## BEGIN MATERIAL FOR THE TASK
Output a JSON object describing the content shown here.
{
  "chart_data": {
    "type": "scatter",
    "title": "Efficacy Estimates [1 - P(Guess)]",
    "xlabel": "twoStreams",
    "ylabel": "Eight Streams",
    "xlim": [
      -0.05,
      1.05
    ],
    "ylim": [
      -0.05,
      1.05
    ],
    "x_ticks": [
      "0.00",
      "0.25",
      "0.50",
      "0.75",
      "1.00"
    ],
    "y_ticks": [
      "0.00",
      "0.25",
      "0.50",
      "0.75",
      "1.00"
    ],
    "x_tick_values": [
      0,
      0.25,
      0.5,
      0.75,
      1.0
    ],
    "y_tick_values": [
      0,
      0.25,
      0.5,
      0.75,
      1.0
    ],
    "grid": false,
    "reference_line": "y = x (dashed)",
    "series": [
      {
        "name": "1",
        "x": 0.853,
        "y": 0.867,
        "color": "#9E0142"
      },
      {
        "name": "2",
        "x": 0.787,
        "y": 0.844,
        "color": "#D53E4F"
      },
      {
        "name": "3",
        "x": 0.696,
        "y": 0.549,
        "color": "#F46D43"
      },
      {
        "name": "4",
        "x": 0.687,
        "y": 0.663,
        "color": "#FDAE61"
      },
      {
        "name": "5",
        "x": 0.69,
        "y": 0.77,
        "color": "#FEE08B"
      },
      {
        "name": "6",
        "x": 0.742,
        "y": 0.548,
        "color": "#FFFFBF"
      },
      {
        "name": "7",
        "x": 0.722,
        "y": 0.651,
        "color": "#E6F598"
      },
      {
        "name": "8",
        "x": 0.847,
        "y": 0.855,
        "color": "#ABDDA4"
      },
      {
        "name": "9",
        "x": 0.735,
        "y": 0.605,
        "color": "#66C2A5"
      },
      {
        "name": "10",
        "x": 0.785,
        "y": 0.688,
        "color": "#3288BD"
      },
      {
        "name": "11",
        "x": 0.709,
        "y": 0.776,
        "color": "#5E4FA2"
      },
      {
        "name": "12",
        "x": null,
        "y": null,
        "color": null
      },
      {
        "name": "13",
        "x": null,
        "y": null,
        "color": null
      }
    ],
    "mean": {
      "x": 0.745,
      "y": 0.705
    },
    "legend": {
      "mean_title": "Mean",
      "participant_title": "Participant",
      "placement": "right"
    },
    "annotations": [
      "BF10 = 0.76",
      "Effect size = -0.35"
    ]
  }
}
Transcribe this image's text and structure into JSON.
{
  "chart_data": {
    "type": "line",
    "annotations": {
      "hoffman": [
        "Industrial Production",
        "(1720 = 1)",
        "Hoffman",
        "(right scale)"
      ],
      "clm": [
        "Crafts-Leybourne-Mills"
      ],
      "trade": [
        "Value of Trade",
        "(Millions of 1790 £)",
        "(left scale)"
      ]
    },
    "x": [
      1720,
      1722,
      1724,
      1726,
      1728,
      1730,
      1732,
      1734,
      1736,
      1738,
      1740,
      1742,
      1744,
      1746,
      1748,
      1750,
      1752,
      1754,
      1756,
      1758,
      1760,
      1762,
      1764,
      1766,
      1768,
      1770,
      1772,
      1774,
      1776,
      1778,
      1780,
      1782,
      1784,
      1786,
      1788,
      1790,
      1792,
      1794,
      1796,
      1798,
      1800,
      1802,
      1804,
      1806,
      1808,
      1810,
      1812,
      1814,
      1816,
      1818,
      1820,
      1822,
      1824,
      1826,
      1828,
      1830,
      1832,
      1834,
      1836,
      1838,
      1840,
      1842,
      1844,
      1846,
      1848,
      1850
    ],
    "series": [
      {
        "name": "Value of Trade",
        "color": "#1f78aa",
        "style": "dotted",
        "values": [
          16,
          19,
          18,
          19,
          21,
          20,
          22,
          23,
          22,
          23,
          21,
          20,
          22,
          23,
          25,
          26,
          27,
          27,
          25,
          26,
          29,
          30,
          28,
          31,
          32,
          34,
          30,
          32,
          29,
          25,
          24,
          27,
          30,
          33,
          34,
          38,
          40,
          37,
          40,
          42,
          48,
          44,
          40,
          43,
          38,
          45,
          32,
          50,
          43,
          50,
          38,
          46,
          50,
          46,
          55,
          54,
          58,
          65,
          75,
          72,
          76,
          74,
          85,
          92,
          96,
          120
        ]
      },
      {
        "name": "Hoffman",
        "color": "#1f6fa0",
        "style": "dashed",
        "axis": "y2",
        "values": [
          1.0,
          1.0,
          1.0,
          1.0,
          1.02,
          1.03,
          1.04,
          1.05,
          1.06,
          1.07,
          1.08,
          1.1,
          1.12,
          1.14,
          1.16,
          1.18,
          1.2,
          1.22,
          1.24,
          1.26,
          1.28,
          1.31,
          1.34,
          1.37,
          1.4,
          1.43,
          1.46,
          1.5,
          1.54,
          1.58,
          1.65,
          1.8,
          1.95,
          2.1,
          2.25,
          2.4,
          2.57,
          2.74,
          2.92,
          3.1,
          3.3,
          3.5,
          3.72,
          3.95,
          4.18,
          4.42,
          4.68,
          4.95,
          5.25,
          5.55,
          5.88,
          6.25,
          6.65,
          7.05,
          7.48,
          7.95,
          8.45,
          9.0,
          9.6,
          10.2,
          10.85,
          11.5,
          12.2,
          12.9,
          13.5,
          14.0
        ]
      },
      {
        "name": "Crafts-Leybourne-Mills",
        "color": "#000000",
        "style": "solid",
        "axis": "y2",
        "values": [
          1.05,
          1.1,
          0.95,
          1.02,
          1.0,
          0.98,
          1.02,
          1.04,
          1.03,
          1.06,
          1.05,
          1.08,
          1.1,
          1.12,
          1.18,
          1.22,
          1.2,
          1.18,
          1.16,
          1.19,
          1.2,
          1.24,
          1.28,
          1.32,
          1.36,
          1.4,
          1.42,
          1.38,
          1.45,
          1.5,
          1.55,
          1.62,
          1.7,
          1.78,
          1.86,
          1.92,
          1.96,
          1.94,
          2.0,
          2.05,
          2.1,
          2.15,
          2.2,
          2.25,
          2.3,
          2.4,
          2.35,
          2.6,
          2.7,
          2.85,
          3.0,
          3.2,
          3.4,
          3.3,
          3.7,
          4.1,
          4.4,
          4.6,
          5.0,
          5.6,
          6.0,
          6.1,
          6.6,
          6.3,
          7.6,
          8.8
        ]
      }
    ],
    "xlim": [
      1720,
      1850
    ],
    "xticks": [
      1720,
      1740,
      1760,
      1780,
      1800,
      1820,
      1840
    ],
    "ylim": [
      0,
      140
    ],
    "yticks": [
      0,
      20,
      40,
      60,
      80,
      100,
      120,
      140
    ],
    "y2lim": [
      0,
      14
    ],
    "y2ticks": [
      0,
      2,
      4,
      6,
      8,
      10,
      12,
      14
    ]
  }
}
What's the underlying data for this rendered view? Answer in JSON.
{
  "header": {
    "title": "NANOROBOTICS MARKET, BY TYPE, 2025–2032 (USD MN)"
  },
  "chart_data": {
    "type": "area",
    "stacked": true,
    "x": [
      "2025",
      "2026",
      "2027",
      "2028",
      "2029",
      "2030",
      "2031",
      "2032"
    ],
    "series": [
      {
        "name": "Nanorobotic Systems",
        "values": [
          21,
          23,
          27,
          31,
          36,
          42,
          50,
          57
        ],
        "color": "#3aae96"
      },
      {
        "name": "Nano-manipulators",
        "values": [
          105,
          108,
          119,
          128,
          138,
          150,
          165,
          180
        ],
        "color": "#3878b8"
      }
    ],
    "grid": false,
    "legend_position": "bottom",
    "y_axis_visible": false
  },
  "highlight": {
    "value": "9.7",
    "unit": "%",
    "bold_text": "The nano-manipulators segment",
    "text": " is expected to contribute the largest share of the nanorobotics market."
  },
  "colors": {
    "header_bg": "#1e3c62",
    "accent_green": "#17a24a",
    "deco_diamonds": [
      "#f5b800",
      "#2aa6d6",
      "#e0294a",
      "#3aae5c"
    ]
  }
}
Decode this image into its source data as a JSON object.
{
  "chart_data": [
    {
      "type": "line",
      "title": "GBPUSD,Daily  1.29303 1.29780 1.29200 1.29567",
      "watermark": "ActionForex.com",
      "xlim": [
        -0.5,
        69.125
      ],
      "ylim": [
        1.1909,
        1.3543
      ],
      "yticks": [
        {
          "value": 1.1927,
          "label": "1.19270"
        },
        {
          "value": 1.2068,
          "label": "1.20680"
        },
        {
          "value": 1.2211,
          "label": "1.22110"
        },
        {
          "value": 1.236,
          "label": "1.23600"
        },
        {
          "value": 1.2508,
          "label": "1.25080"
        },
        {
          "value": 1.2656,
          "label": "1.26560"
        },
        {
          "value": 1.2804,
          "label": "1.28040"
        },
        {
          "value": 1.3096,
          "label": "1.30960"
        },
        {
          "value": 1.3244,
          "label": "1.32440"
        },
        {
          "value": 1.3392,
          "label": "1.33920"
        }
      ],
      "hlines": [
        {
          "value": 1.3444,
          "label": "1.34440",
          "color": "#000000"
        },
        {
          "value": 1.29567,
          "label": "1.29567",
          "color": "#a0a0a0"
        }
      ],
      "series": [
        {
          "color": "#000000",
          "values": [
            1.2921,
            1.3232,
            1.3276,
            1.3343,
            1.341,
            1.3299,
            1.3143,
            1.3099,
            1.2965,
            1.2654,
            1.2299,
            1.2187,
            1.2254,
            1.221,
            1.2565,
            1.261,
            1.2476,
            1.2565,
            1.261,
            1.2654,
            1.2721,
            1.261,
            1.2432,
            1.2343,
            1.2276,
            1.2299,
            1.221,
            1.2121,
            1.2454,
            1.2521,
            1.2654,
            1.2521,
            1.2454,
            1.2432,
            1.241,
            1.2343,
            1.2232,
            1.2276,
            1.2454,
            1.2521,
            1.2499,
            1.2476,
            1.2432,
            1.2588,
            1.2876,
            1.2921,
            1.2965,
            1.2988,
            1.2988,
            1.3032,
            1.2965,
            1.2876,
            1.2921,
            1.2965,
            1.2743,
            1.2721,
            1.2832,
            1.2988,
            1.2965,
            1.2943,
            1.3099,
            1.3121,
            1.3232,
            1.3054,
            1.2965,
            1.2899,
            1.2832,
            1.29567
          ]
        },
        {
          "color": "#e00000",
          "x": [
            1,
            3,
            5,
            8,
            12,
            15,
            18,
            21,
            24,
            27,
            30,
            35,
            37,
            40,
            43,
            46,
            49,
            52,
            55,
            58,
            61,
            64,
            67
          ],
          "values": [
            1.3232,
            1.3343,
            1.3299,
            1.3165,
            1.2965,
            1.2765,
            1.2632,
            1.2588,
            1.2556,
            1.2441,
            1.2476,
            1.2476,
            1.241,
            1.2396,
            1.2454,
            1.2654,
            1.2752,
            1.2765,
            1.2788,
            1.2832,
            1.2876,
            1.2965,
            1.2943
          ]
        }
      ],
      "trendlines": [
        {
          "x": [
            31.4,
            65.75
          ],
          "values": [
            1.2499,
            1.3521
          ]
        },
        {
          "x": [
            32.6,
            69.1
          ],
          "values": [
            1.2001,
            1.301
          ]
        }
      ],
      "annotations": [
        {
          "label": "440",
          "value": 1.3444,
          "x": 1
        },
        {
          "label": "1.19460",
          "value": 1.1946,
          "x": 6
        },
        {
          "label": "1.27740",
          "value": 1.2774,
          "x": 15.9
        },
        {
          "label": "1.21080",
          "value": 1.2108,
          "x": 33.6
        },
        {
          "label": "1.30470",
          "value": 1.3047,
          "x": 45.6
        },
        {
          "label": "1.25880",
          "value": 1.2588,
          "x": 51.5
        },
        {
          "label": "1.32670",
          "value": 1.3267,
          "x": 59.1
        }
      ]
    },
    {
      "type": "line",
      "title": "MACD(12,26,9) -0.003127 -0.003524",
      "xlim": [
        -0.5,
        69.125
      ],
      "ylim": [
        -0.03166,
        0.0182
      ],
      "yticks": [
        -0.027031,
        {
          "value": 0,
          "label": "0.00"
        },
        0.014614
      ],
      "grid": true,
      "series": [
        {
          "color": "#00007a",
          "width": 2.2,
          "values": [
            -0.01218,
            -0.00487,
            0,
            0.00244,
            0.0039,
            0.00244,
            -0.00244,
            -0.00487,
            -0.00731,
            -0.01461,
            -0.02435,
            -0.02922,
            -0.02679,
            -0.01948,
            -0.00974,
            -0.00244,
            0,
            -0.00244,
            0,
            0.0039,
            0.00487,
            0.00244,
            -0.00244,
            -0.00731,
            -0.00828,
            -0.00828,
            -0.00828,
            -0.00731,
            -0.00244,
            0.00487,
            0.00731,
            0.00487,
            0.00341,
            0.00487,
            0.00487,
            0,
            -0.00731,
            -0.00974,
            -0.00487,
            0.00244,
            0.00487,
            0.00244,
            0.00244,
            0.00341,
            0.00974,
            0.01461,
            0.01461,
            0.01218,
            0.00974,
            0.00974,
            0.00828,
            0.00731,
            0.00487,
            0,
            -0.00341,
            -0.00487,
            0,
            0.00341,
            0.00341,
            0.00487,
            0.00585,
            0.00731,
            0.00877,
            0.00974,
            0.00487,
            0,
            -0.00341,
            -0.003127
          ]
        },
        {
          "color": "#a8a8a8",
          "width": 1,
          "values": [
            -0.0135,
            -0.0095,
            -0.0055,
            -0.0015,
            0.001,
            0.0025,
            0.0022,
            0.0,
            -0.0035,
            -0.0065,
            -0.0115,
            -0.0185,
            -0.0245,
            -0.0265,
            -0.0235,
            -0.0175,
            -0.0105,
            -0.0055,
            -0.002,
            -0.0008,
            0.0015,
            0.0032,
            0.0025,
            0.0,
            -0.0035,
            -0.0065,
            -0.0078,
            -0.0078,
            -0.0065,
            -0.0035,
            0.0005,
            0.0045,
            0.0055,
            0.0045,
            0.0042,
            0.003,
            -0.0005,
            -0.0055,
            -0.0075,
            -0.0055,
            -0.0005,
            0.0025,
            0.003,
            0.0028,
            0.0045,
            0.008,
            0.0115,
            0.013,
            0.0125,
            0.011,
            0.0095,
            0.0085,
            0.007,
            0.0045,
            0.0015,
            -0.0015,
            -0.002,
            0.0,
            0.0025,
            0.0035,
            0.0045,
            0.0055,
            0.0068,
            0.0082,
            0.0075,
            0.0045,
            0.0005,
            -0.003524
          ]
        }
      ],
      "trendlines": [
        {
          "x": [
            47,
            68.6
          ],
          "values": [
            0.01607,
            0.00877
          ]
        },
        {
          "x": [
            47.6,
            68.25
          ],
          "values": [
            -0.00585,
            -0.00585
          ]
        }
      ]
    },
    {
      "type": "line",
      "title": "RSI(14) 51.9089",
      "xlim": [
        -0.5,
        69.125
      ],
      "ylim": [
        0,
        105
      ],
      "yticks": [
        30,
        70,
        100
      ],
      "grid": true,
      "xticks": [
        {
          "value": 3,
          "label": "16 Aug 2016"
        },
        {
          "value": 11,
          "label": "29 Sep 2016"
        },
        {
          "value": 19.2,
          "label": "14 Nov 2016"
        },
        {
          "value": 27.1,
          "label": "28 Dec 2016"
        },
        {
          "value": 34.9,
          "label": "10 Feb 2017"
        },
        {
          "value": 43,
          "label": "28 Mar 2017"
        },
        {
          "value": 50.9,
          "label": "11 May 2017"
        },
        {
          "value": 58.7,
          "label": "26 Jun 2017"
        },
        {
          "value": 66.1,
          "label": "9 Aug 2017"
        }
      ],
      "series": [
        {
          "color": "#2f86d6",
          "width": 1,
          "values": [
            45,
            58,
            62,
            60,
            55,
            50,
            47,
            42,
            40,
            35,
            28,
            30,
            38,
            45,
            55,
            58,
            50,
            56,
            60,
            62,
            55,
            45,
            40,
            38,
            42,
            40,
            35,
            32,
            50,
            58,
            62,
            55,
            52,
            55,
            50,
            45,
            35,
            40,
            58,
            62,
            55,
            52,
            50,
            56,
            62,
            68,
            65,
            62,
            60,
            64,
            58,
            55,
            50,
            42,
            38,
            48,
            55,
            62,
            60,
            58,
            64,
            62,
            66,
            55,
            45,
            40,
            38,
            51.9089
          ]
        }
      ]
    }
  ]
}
## END MATERIAL FOR THE TASK
Pull out each line of the listing that holds the string "JSON".

### [FULL ANSWER]
Output a JSON object describing the content shown here.
Transcribe this image's text and structure into JSON.
What's the underlying data for this rendered view? Answer in JSON.
Decode this image into its source data as a JSON object.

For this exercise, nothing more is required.